Task directions ->
Give the entries back exactly, dropping each image.

[Data items]
---
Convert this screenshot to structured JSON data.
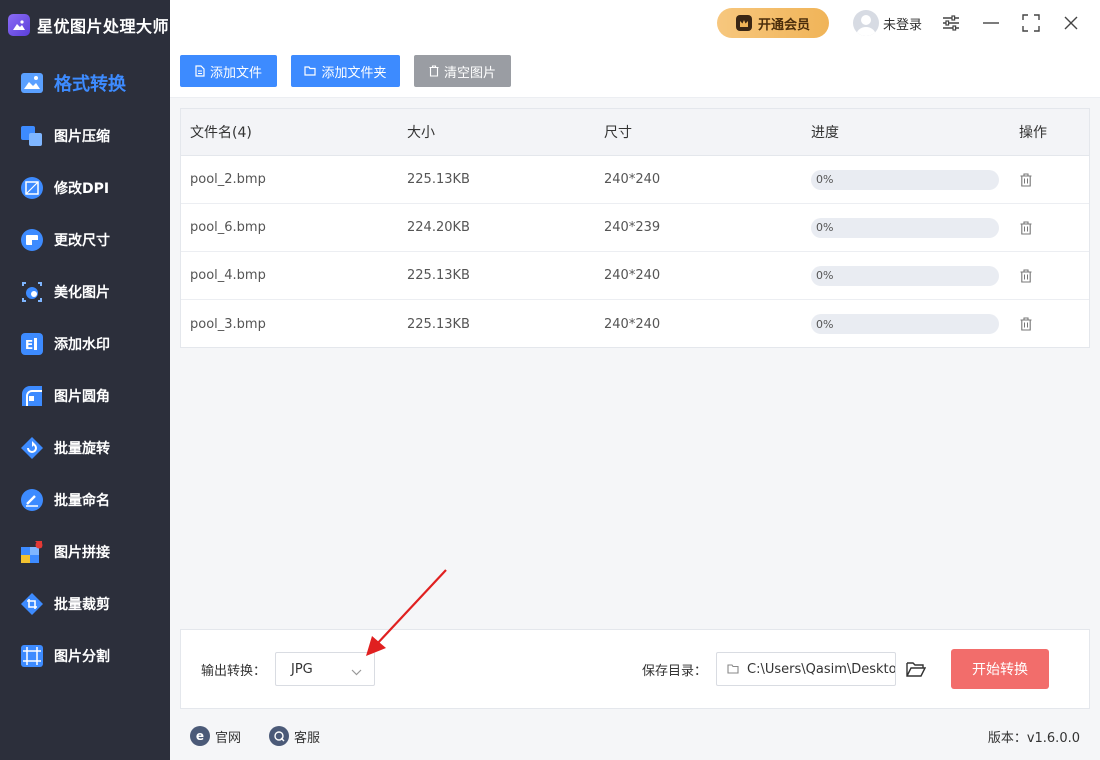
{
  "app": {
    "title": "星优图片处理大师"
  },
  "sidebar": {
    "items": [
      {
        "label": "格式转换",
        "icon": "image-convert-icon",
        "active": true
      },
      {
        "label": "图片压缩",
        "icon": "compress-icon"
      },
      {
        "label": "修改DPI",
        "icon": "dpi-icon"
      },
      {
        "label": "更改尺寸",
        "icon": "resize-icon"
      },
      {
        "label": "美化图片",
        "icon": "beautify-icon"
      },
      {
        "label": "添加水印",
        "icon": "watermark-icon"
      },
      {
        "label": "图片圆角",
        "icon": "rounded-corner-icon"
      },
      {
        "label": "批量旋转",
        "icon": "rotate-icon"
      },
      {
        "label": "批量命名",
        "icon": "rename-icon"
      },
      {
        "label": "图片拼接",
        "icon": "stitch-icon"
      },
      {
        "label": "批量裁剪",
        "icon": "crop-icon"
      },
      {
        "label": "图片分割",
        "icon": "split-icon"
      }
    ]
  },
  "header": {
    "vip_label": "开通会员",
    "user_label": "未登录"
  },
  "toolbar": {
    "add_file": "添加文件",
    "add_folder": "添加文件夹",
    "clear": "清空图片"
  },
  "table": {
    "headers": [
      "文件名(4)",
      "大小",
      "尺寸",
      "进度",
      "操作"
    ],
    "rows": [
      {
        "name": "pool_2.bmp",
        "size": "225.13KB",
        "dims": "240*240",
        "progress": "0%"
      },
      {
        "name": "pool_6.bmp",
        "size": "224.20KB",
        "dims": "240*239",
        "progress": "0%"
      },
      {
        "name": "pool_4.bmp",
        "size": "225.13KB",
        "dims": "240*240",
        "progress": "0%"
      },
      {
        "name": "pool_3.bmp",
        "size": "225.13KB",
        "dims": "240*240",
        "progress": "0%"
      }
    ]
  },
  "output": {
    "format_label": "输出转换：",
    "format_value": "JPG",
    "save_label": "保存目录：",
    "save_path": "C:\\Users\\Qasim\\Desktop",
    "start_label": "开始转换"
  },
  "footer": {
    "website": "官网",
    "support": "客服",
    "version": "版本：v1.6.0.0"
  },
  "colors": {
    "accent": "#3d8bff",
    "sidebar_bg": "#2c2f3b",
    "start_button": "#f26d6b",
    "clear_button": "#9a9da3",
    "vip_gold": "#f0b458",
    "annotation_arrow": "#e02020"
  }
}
---
Answer to this exercise ->
Convert this screenshot to structured JSON data.
{
  "app": {
    "title": "星优图片处理大师"
  },
  "sidebar": {
    "items": [
      {
        "label": "格式转换",
        "icon": "image-convert-icon",
        "active": true
      },
      {
        "label": "图片压缩",
        "icon": "compress-icon"
      },
      {
        "label": "修改DPI",
        "icon": "dpi-icon"
      },
      {
        "label": "更改尺寸",
        "icon": "resize-icon"
      },
      {
        "label": "美化图片",
        "icon": "beautify-icon"
      },
      {
        "label": "添加水印",
        "icon": "watermark-icon"
      },
      {
        "label": "图片圆角",
        "icon": "rounded-corner-icon"
      },
      {
        "label": "批量旋转",
        "icon": "rotate-icon"
      },
      {
        "label": "批量命名",
        "icon": "rename-icon"
      },
      {
        "label": "图片拼接",
        "icon": "stitch-icon"
      },
      {
        "label": "批量裁剪",
        "icon": "crop-icon"
      },
      {
        "label": "图片分割",
        "icon": "split-icon"
      }
    ]
  },
  "header": {
    "vip_label": "开通会员",
    "user_label": "未登录"
  },
  "toolbar": {
    "add_file": "添加文件",
    "add_folder": "添加文件夹",
    "clear": "清空图片"
  },
  "table": {
    "headers": [
      "文件名(4)",
      "大小",
      "尺寸",
      "进度",
      "操作"
    ],
    "rows": [
      {
        "name": "pool_2.bmp",
        "size": "225.13KB",
        "dims": "240*240",
        "progress": "0%"
      },
      {
        "name": "pool_6.bmp",
        "size": "224.20KB",
        "dims": "240*239",
        "progress": "0%"
      },
      {
        "name": "pool_4.bmp",
        "size": "225.13KB",
        "dims": "240*240",
        "progress": "0%"
      },
      {
        "name": "pool_3.bmp",
        "size": "225.13KB",
        "dims": "240*240",
        "progress": "0%"
      }
    ]
  },
  "output": {
    "format_label": "输出转换：",
    "format_value": "JPG",
    "save_label": "保存目录：",
    "save_path": "C:\\Users\\Qasim\\Desktop",
    "start_label": "开始转换"
  },
  "footer": {
    "website": "官网",
    "support": "客服",
    "version": "版本：v1.6.0.0"
  },
  "colors": {
    "accent": "#3d8bff",
    "sidebar_bg": "#2c2f3b",
    "start_button": "#f26d6b",
    "clear_button": "#9a9da3",
    "vip_gold": "#f0b458",
    "annotation_arrow": "#e02020"
  }
}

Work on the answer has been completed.